Problem statement: Restate the data below word for word. Skip any images it contains.
***** Dataset records *****
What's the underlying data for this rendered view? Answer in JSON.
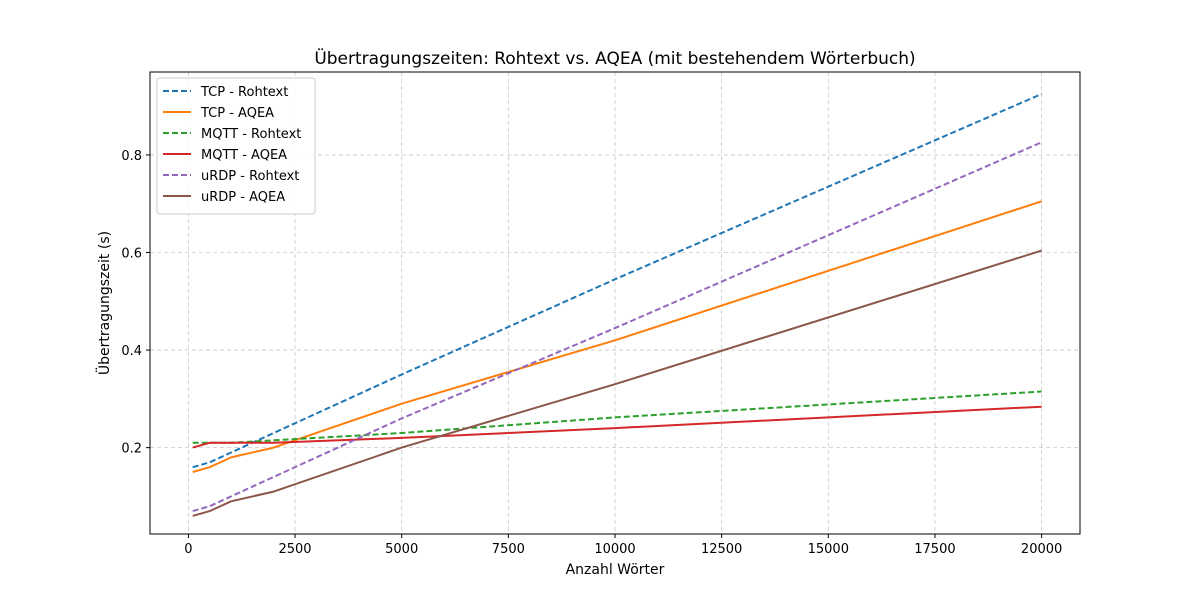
{
  "chart_data": {
    "type": "line",
    "title": "Übertragungszeiten: Rohtext vs. AQEA (mit bestehendem Wörterbuch)",
    "xlabel": "Anzahl Wörter",
    "ylabel": "Übertragungszeit (s)",
    "xlim": [
      -900,
      20900
    ],
    "ylim": [
      0.023,
      0.97
    ],
    "xticks": [
      0,
      2500,
      5000,
      7500,
      10000,
      12500,
      15000,
      17500,
      20000
    ],
    "yticks": [
      0.2,
      0.4,
      0.6,
      0.8
    ],
    "ytick_labels": [
      "0.2",
      "0.4",
      "0.6",
      "0.8"
    ],
    "grid": true,
    "legend_position": "top-left",
    "x": [
      100,
      500,
      1000,
      2000,
      5000,
      10000,
      20000
    ],
    "series": [
      {
        "name": "TCP - Rohtext",
        "color": "#1f77b4",
        "dashed": true,
        "values": [
          0.16,
          0.17,
          0.19,
          0.23,
          0.35,
          0.545,
          0.925
        ]
      },
      {
        "name": "TCP - AQEA",
        "color": "#ff7f0e",
        "dashed": false,
        "values": [
          0.15,
          0.16,
          0.18,
          0.2,
          0.29,
          0.42,
          0.705
        ]
      },
      {
        "name": "MQTT - Rohtext",
        "color": "#2ca02c",
        "dashed": true,
        "values": [
          0.21,
          0.21,
          0.21,
          0.215,
          0.23,
          0.262,
          0.315
        ]
      },
      {
        "name": "MQTT - AQEA",
        "color": "#d62728",
        "dashed": false,
        "values": [
          0.2,
          0.21,
          0.21,
          0.21,
          0.22,
          0.24,
          0.284
        ]
      },
      {
        "name": "uRDP - Rohtext",
        "color": "#9467bd",
        "dashed": true,
        "values": [
          0.07,
          0.08,
          0.1,
          0.14,
          0.26,
          0.445,
          0.826
        ]
      },
      {
        "name": "uRDP - AQEA",
        "color": "#8c564b",
        "dashed": false,
        "values": [
          0.06,
          0.07,
          0.09,
          0.11,
          0.2,
          0.33,
          0.604
        ]
      }
    ]
  }
}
*****
Written answer:
What's the underlying data for this rendered view? Answer in JSON.
{
  "chart_data": {
    "type": "line",
    "title": "Übertragungszeiten: Rohtext vs. AQEA (mit bestehendem Wörterbuch)",
    "xlabel": "Anzahl Wörter",
    "ylabel": "Übertragungszeit (s)",
    "xlim": [
      -900,
      20900
    ],
    "ylim": [
      0.023,
      0.97
    ],
    "xticks": [
      0,
      2500,
      5000,
      7500,
      10000,
      12500,
      15000,
      17500,
      20000
    ],
    "yticks": [
      0.2,
      0.4,
      0.6,
      0.8
    ],
    "ytick_labels": [
      "0.2",
      "0.4",
      "0.6",
      "0.8"
    ],
    "grid": true,
    "legend_position": "top-left",
    "x": [
      100,
      500,
      1000,
      2000,
      5000,
      10000,
      20000
    ],
    "series": [
      {
        "name": "TCP - Rohtext",
        "color": "#1f77b4",
        "dashed": true,
        "values": [
          0.16,
          0.17,
          0.19,
          0.23,
          0.35,
          0.545,
          0.925
        ]
      },
      {
        "name": "TCP - AQEA",
        "color": "#ff7f0e",
        "dashed": false,
        "values": [
          0.15,
          0.16,
          0.18,
          0.2,
          0.29,
          0.42,
          0.705
        ]
      },
      {
        "name": "MQTT - Rohtext",
        "color": "#2ca02c",
        "dashed": true,
        "values": [
          0.21,
          0.21,
          0.21,
          0.215,
          0.23,
          0.262,
          0.315
        ]
      },
      {
        "name": "MQTT - AQEA",
        "color": "#d62728",
        "dashed": false,
        "values": [
          0.2,
          0.21,
          0.21,
          0.21,
          0.22,
          0.24,
          0.284
        ]
      },
      {
        "name": "uRDP - Rohtext",
        "color": "#9467bd",
        "dashed": true,
        "values": [
          0.07,
          0.08,
          0.1,
          0.14,
          0.26,
          0.445,
          0.826
        ]
      },
      {
        "name": "uRDP - AQEA",
        "color": "#8c564b",
        "dashed": false,
        "values": [
          0.06,
          0.07,
          0.09,
          0.11,
          0.2,
          0.33,
          0.604
        ]
      }
    ]
  }
}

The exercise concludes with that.